_Your instructions_.
Omit the pictures, then reproduce every remaining record exactly.

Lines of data
******

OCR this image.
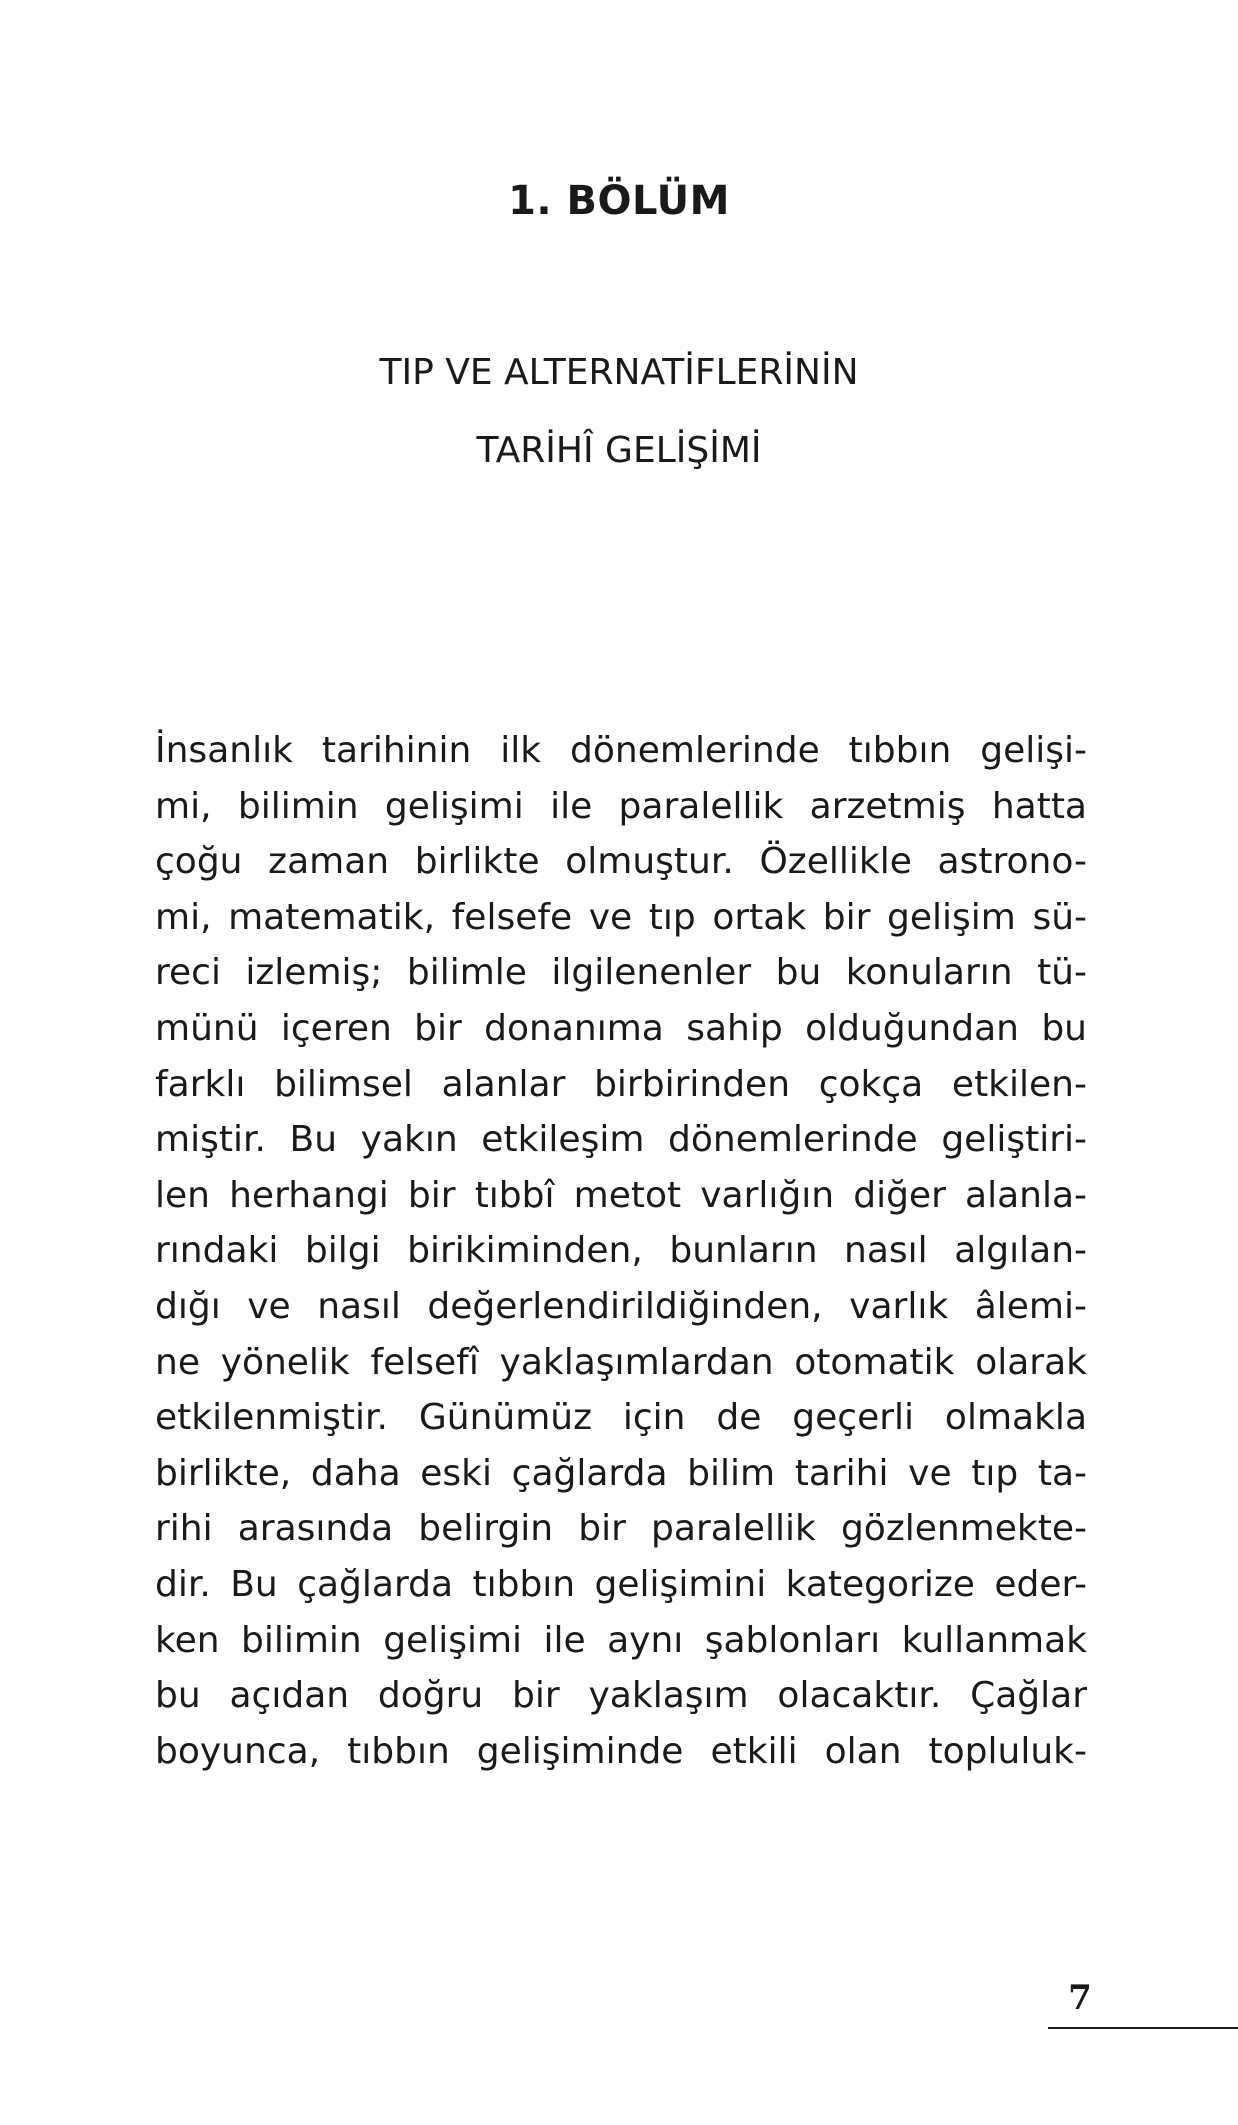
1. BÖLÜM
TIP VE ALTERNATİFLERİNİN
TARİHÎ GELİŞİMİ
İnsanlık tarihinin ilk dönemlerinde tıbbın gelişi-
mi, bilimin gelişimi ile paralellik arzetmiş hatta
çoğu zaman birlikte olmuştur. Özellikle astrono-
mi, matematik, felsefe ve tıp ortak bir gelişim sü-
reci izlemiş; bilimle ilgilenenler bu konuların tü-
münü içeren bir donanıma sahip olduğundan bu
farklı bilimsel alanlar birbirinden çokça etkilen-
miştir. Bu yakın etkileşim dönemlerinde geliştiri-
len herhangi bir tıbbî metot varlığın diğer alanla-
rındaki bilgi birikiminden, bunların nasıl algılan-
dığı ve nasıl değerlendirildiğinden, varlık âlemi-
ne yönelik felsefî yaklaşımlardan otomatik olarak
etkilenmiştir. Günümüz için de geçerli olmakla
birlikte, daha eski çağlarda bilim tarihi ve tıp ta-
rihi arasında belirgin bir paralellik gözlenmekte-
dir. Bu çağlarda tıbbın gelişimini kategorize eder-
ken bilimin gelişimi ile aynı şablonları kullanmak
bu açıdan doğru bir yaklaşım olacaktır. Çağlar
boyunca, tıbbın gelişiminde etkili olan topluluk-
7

******

_Full solution_.
OCR this image.
1. BÖLÜM
TIP VE ALTERNATİFLERİNİN
TARİHÎ GELİŞİMİ
İnsanlık tarihinin ilk dönemlerinde tıbbın gelişi-
mi, bilimin gelişimi ile paralellik arzetmiş hatta
çoğu zaman birlikte olmuştur. Özellikle astrono-
mi, matematik, felsefe ve tıp ortak bir gelişim sü-
reci izlemiş; bilimle ilgilenenler bu konuların tü-
münü içeren bir donanıma sahip olduğundan bu
farklı bilimsel alanlar birbirinden çokça etkilen-
miştir. Bu yakın etkileşim dönemlerinde geliştiri-
len herhangi bir tıbbî metot varlığın diğer alanla-
rındaki bilgi birikiminden, bunların nasıl algılan-
dığı ve nasıl değerlendirildiğinden, varlık âlemi-
ne yönelik felsefî yaklaşımlardan otomatik olarak
etkilenmiştir. Günümüz için de geçerli olmakla
birlikte, daha eski çağlarda bilim tarihi ve tıp ta-
rihi arasında belirgin bir paralellik gözlenmekte-
dir. Bu çağlarda tıbbın gelişimini kategorize eder-
ken bilimin gelişimi ile aynı şablonları kullanmak
bu açıdan doğru bir yaklaşım olacaktır. Çağlar
boyunca, tıbbın gelişiminde etkili olan topluluk-
7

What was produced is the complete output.